Exercise requirements:
Determine how many lines contain the string "obsługi". Reply with that figure and nothing else.

Dataset content:
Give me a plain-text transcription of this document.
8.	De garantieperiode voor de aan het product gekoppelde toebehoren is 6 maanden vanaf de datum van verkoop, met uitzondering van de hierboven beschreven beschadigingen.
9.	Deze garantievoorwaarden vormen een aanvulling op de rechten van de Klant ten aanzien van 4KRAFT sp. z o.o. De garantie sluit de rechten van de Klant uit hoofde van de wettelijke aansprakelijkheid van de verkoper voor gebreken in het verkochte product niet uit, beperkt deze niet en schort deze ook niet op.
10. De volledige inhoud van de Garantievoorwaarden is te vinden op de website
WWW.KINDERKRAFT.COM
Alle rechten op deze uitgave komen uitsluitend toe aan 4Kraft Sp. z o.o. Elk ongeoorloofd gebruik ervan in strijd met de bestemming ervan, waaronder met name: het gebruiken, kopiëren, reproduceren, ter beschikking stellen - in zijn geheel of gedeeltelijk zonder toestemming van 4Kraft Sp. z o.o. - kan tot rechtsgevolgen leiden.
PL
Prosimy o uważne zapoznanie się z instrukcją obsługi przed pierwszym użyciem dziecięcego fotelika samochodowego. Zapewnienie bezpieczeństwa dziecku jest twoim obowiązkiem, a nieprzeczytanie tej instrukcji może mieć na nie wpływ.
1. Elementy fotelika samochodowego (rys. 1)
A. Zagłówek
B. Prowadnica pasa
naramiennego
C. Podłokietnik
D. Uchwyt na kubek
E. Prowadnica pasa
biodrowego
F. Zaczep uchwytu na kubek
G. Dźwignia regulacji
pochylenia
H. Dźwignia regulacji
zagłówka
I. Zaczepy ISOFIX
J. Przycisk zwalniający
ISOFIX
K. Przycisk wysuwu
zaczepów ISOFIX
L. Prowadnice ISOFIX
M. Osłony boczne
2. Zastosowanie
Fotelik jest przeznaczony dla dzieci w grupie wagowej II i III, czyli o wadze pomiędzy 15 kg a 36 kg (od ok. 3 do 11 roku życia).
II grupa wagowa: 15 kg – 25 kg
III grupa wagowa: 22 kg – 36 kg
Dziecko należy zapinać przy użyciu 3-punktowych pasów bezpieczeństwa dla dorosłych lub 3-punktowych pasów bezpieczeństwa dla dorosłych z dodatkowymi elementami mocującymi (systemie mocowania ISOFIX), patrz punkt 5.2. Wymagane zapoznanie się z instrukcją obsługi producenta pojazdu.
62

Exercise result:
2